What you will do :: Gather each line containing the string "this" from these entries.

Data for the task ::
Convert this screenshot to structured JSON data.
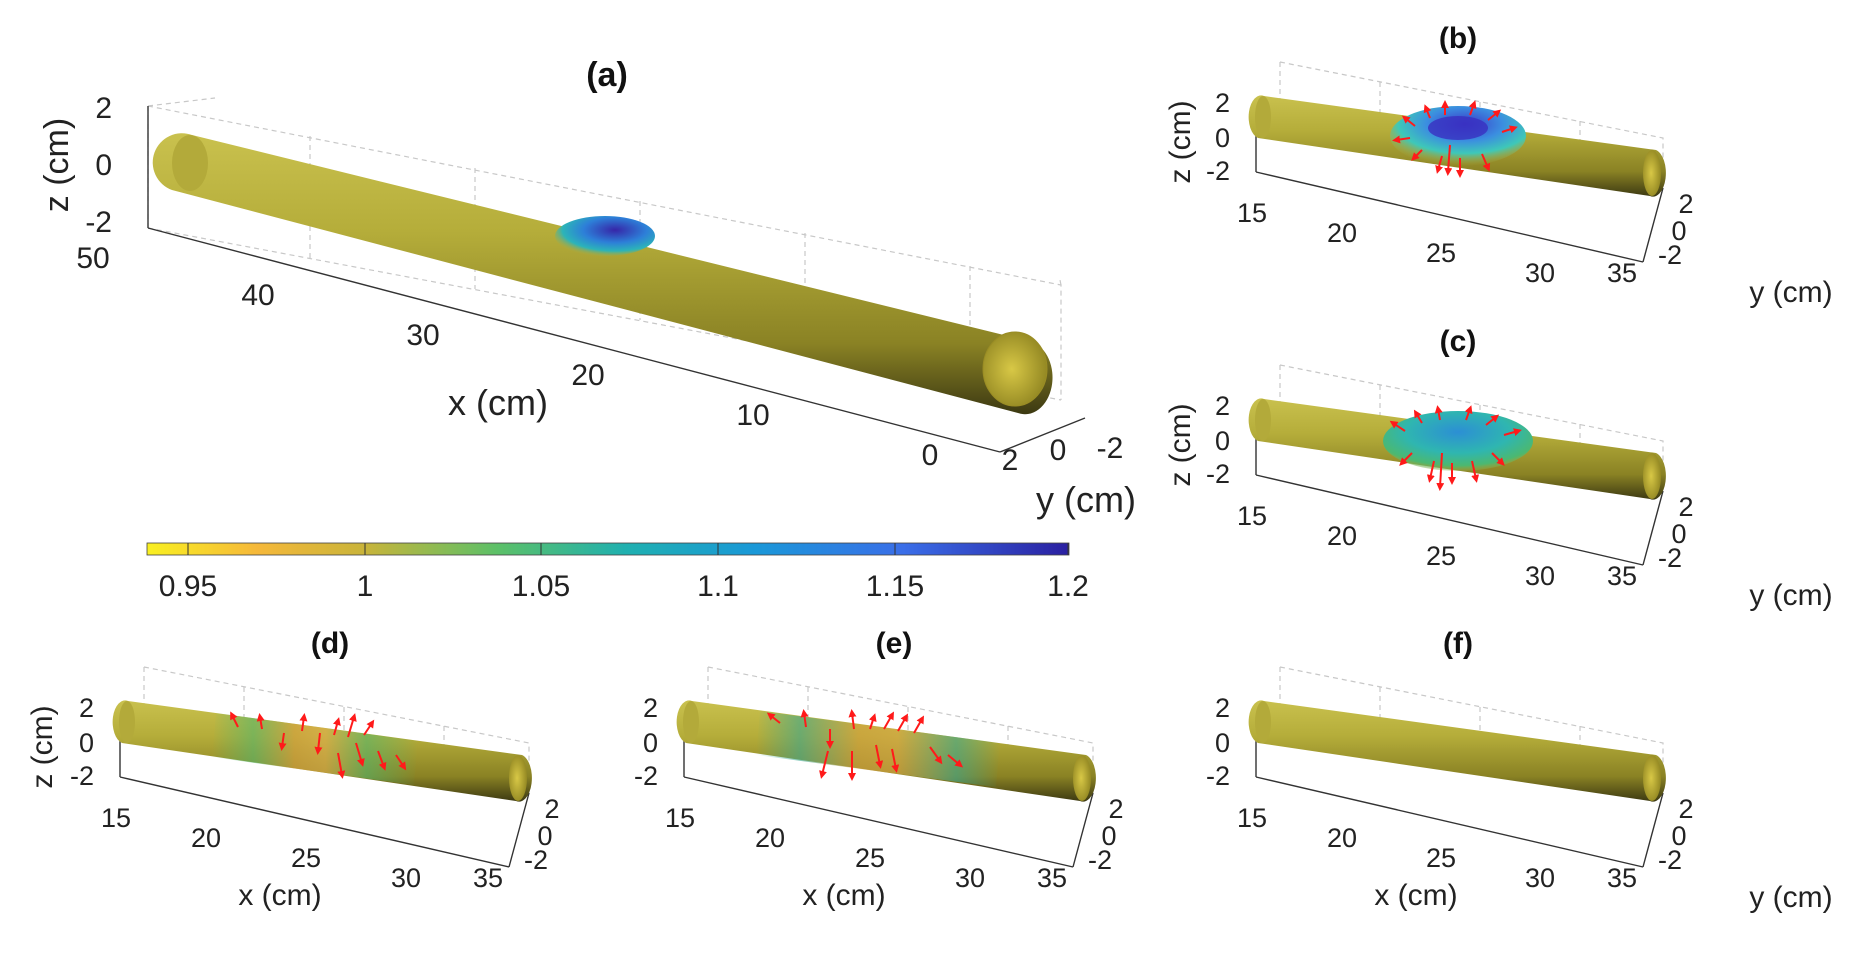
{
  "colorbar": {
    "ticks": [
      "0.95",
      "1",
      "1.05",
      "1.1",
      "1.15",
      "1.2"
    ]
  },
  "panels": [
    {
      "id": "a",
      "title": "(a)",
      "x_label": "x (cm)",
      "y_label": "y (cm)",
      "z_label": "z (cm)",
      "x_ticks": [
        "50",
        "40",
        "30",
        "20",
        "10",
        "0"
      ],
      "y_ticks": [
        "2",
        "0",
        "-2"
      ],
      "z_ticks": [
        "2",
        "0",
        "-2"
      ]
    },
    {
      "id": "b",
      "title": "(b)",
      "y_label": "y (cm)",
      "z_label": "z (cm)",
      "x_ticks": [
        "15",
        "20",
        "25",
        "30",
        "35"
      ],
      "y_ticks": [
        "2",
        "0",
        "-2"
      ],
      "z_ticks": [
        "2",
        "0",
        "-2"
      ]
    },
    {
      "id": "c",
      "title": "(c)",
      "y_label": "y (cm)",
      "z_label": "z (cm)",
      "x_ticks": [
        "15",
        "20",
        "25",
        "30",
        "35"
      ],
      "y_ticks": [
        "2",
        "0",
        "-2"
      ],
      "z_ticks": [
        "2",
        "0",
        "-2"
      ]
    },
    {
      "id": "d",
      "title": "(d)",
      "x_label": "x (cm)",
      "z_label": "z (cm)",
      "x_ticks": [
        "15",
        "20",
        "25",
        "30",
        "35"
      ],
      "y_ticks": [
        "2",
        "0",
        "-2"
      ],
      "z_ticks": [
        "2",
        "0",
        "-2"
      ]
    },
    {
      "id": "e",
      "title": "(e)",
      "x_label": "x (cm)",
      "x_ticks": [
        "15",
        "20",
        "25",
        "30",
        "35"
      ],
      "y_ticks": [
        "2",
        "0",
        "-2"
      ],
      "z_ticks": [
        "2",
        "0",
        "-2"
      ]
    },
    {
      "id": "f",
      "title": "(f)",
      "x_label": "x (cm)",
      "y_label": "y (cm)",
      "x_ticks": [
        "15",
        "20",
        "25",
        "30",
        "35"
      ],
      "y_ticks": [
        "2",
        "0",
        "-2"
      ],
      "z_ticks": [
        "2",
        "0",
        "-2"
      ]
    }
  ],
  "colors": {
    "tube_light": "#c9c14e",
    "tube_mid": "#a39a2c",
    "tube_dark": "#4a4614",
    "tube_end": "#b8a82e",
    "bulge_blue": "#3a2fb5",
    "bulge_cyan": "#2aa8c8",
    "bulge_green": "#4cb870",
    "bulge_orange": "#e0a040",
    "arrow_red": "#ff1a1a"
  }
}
---
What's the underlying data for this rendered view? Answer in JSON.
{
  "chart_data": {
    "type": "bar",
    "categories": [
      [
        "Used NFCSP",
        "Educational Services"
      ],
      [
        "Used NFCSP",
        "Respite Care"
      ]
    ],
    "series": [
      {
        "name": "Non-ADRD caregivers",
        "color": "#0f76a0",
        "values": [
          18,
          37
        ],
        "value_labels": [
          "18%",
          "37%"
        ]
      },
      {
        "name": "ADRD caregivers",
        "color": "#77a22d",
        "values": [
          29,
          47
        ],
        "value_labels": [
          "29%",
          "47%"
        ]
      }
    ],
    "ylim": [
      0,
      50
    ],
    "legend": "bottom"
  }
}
==
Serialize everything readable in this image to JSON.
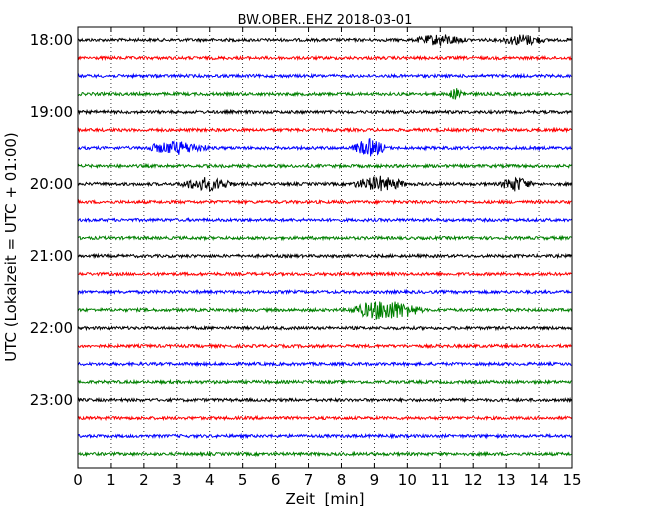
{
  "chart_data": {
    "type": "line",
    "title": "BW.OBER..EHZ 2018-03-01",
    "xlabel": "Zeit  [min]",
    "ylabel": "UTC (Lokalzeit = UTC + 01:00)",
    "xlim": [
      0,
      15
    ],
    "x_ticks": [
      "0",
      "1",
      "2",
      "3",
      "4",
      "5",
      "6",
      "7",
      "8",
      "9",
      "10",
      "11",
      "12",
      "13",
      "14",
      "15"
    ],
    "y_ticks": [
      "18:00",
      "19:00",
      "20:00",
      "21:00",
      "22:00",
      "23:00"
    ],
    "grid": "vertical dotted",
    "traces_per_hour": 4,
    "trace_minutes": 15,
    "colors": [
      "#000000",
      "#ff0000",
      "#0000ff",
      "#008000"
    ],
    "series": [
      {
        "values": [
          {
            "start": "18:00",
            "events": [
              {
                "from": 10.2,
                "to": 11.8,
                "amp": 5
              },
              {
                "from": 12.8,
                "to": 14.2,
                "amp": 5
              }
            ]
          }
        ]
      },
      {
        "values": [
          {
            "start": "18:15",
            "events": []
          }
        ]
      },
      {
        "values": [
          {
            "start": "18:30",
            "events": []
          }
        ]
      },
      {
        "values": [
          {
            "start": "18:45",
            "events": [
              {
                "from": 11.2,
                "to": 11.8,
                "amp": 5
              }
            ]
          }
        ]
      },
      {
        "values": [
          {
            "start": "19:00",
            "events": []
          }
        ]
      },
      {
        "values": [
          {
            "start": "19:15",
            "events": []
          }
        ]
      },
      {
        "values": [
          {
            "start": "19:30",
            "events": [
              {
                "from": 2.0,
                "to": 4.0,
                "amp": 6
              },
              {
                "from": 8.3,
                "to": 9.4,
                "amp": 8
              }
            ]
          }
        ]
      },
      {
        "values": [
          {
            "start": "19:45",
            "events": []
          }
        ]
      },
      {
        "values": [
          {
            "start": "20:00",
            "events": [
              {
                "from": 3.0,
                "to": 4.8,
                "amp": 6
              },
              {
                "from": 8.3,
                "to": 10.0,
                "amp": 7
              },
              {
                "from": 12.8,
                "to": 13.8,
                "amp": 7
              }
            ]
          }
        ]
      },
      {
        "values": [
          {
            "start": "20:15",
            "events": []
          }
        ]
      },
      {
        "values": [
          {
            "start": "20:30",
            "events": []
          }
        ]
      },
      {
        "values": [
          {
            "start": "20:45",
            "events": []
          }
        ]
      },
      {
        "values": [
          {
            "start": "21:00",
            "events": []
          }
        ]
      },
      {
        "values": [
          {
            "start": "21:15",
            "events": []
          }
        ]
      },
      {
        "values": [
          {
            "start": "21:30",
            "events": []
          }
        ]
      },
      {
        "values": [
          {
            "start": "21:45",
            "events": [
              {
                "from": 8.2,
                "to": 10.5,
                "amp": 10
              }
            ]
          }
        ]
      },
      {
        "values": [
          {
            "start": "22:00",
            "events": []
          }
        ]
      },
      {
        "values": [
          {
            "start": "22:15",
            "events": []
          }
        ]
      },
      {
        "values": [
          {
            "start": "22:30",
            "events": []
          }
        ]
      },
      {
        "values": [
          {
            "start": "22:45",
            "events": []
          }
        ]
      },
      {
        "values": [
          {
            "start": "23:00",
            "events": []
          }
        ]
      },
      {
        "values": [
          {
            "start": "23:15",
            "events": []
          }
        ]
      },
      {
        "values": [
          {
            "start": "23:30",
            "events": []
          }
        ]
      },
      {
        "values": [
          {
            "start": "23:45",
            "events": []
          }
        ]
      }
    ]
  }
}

In response ::
Convert this screenshot to structured JSON data.
What's the underlying data for this rendered view? Answer in JSON.
Serialize everything readable in this image to JSON.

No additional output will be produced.